Exercise description: Show all lines of the listing that hold the word "Deutsch".

Supplied data:
╭──

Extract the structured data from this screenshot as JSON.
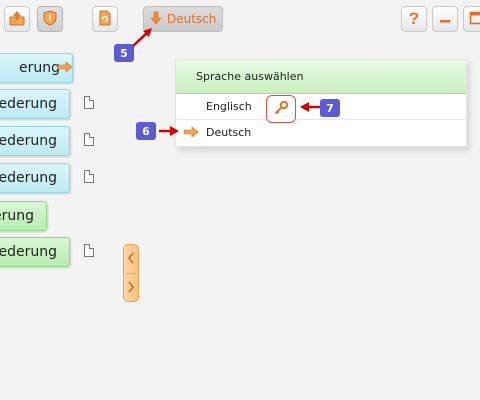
{
  "toolbar": {
    "language_button_label": "Deutsch",
    "icons": [
      "export-icon",
      "shield-icon",
      "document-refresh-icon",
      "arrow-down-icon",
      "help-icon",
      "minimize-icon",
      "maximize-icon"
    ],
    "help_label": "?"
  },
  "callouts": {
    "five": "5",
    "six": "6",
    "seven": "7"
  },
  "tree": {
    "items": [
      {
        "label": "erung"
      },
      {
        "label": "ederung"
      },
      {
        "label": "ederung"
      },
      {
        "label": "ederung"
      },
      {
        "label": "erung"
      },
      {
        "label": "ederung"
      }
    ]
  },
  "language_panel": {
    "title": "Sprache auswählen",
    "options": [
      {
        "label": "Englisch"
      },
      {
        "label": "Deutsch"
      }
    ]
  },
  "colors": {
    "accent_orange": "#e0702a",
    "callout_blue": "#5b5bd6",
    "callout_arrow_red": "#d40000",
    "item_cyan": "#bdeaf1",
    "item_green": "#b9ecb2"
  }
}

╰──

Expected answer:
    "language_button_label": "Deutsch",
        "label": "Deutsch"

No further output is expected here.